## Goal of the exercise:
In the records below, find each line with the word "values" and copy it.

## Raw data:
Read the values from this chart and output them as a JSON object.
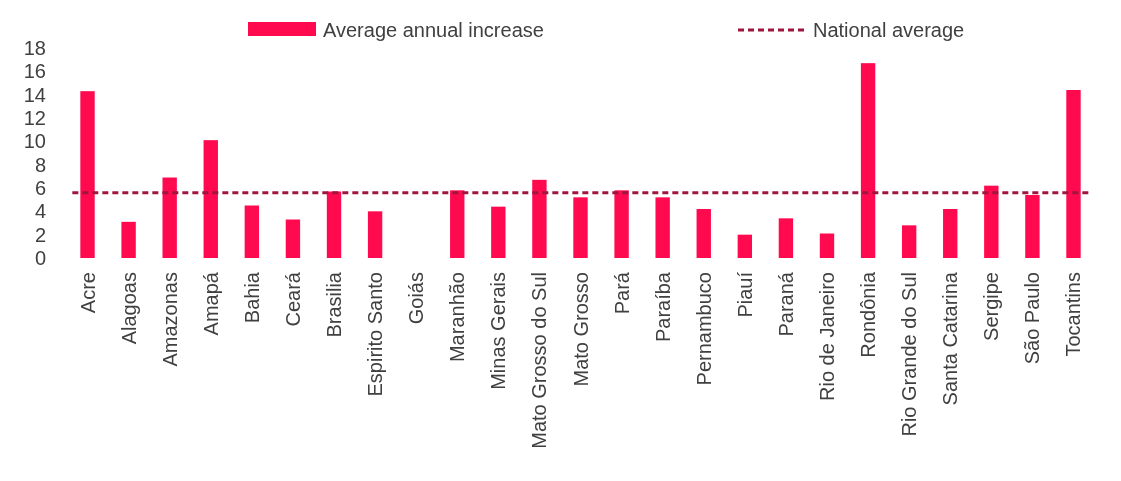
{
  "chart_data": {
    "type": "bar",
    "categories": [
      "Acre",
      "Alagoas",
      "Amazonas",
      "Amapá",
      "Bahia",
      "Ceará",
      "Brasilia",
      "Espirito Santo",
      "Goiás",
      "Maranhão",
      "Minas Gerais",
      "Mato Grosso do Sul",
      "Mato Grosso",
      "Pará",
      "Paraíba",
      "Pernambuco",
      "Piauí",
      "Paraná",
      "Rio de Janeiro",
      "Rondônia",
      "Rio Grande do Sul",
      "Santa Catarina",
      "Sergipe",
      "São Paulo",
      "Tocantins"
    ],
    "series": [
      {
        "name": "Average annual increase",
        "color": "#ff0a4e",
        "values": [
          14.3,
          3.1,
          6.9,
          10.1,
          4.5,
          3.3,
          5.7,
          4.0,
          0,
          5.8,
          4.4,
          6.7,
          5.2,
          5.8,
          5.2,
          4.2,
          2.0,
          3.4,
          2.1,
          16.7,
          2.8,
          4.2,
          6.2,
          5.4,
          14.4
        ]
      }
    ],
    "ylim": [
      0,
      18
    ],
    "yticks": [
      0,
      2,
      4,
      6,
      8,
      10,
      12,
      14,
      16,
      18
    ],
    "grid": false,
    "legend": "top",
    "ref_lines": [
      {
        "axis": "y",
        "value": 5.6,
        "label": "National average",
        "color": "#a0153e",
        "line_style": "dashed"
      }
    ]
  }
}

## Complete output:
Read the values from this chart and output them as a JSON object.
        "values": [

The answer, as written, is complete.